DATA FOR THIS EXERCISE =>
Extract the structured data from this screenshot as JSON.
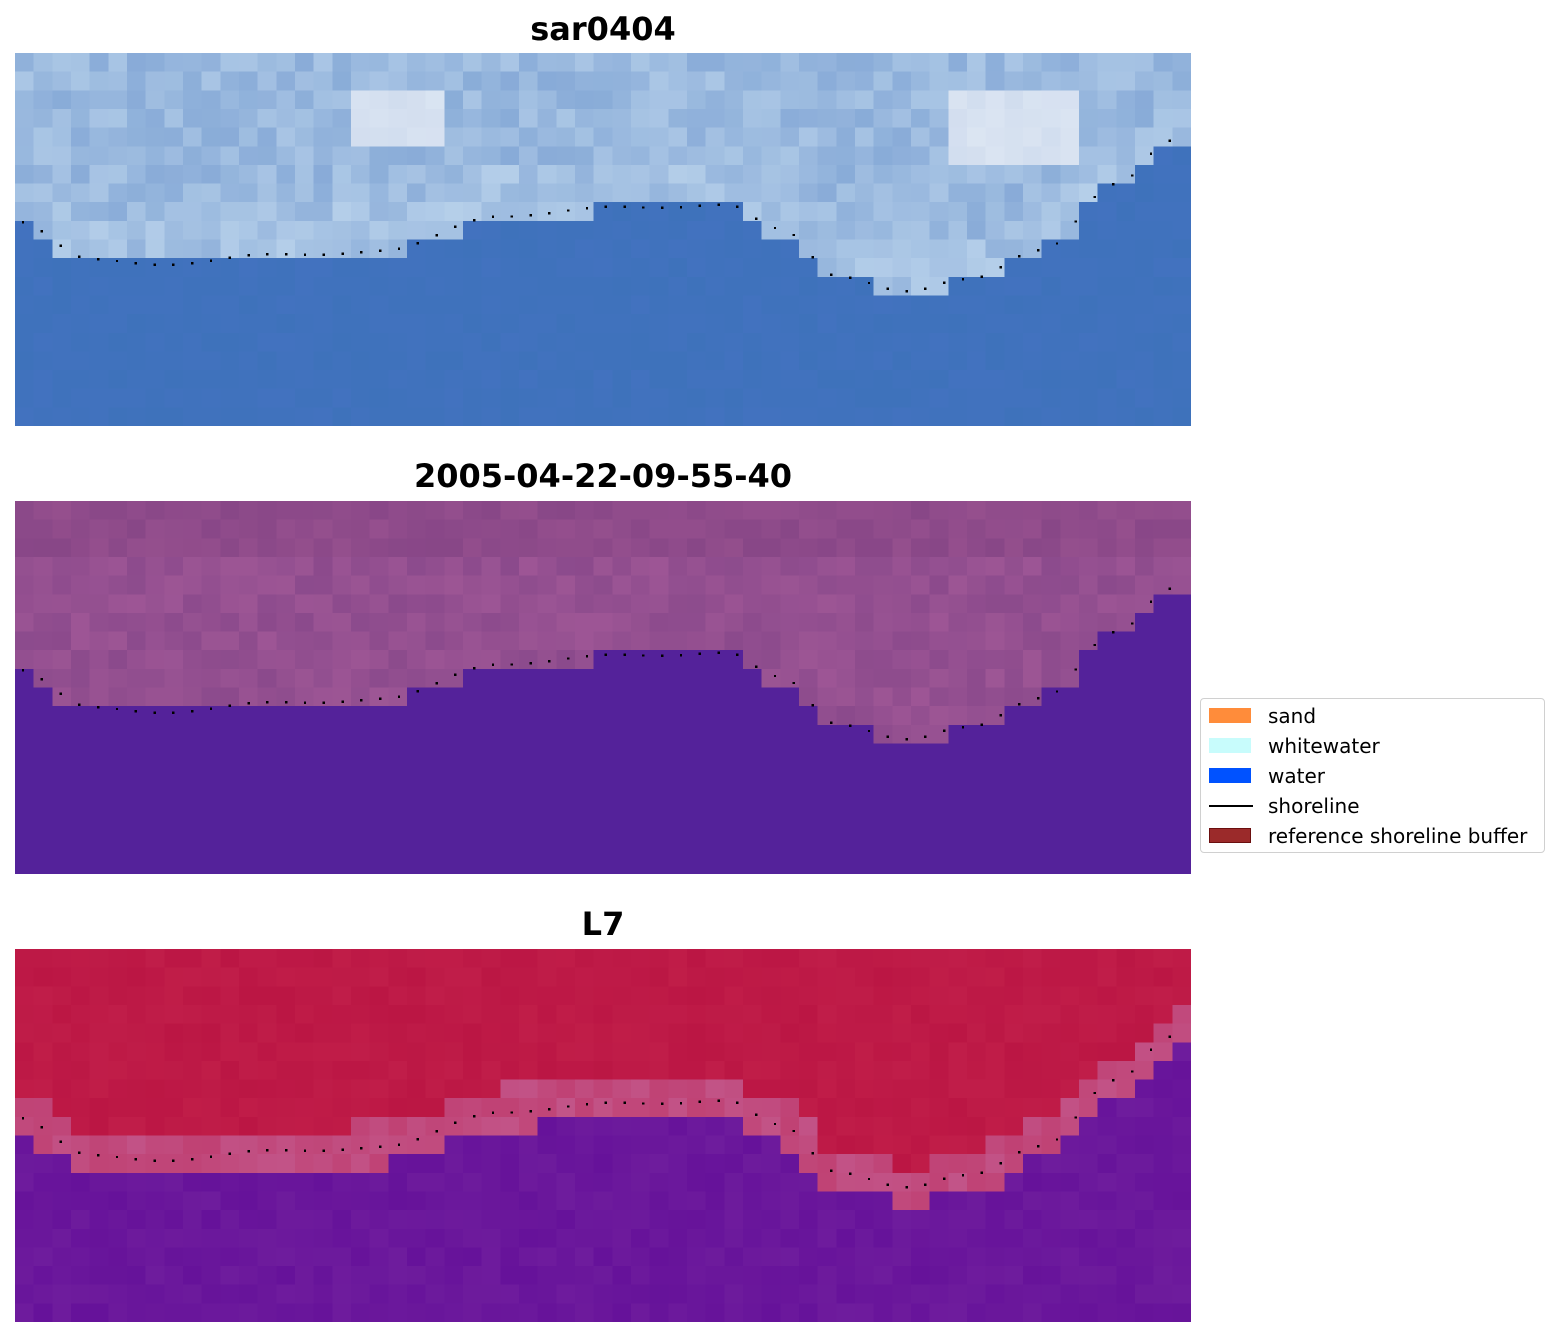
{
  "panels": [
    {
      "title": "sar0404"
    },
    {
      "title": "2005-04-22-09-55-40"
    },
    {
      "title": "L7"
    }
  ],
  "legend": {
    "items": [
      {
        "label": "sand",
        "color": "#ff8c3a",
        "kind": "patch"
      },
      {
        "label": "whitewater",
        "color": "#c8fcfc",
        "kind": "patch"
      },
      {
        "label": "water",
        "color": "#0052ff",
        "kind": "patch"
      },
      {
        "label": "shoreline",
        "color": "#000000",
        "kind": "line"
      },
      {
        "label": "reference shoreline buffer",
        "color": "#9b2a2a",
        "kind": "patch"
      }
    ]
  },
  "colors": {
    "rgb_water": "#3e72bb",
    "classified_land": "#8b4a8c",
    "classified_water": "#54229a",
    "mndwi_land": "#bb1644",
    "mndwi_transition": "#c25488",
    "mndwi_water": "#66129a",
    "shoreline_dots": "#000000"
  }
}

BRIEF => Make an exact copy of all entries above, dropping the images.

FINAL RESULT =>
Extract the structured data from this screenshot as JSON.
{
  "panels": [
    {
      "title": "sar0404"
    },
    {
      "title": "2005-04-22-09-55-40"
    },
    {
      "title": "L7"
    }
  ],
  "legend": {
    "items": [
      {
        "label": "sand",
        "color": "#ff8c3a",
        "kind": "patch"
      },
      {
        "label": "whitewater",
        "color": "#c8fcfc",
        "kind": "patch"
      },
      {
        "label": "water",
        "color": "#0052ff",
        "kind": "patch"
      },
      {
        "label": "shoreline",
        "color": "#000000",
        "kind": "line"
      },
      {
        "label": "reference shoreline buffer",
        "color": "#9b2a2a",
        "kind": "patch"
      }
    ]
  },
  "colors": {
    "rgb_water": "#3e72bb",
    "classified_land": "#8b4a8c",
    "classified_water": "#54229a",
    "mndwi_land": "#bb1644",
    "mndwi_transition": "#c25488",
    "mndwi_water": "#66129a",
    "shoreline_dots": "#000000"
  }
}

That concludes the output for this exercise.